From the records below, copy every line that contains the word "name".

Collected data entries:
---*---
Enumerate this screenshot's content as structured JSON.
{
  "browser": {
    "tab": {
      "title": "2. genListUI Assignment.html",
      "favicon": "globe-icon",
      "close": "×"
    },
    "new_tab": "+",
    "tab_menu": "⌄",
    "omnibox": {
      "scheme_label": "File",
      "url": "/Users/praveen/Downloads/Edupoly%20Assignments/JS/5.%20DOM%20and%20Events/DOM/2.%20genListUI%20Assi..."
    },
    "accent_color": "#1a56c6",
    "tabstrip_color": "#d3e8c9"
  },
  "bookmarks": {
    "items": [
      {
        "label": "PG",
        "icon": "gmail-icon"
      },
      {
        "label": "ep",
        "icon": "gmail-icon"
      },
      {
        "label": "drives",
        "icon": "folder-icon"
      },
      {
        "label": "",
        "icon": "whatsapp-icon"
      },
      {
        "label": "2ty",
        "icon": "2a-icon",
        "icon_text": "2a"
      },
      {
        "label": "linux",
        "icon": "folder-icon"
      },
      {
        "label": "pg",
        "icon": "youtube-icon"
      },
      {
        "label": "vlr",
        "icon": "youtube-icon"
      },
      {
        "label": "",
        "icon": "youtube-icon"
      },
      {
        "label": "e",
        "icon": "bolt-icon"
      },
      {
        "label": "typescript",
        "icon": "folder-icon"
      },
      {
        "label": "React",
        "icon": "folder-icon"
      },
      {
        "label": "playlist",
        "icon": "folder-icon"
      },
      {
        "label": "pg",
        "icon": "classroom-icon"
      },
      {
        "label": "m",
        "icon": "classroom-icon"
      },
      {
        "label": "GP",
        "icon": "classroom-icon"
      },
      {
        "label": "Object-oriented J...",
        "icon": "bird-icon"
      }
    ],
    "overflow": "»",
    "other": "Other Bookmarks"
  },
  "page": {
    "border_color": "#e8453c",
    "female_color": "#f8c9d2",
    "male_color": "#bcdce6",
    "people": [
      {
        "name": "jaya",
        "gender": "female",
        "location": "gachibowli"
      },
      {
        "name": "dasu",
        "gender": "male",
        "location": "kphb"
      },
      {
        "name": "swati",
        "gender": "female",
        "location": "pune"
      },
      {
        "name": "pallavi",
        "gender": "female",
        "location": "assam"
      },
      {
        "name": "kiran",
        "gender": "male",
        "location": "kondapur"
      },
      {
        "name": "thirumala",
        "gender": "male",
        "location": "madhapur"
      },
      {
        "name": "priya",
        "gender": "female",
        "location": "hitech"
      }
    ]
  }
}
---*---
Solution:
        "name": "jaya",
        "name": "dasu",
        "name": "swati",
        "name": "pallavi",
        "name": "kiran",
        "name": "thirumala",
        "name": "priya",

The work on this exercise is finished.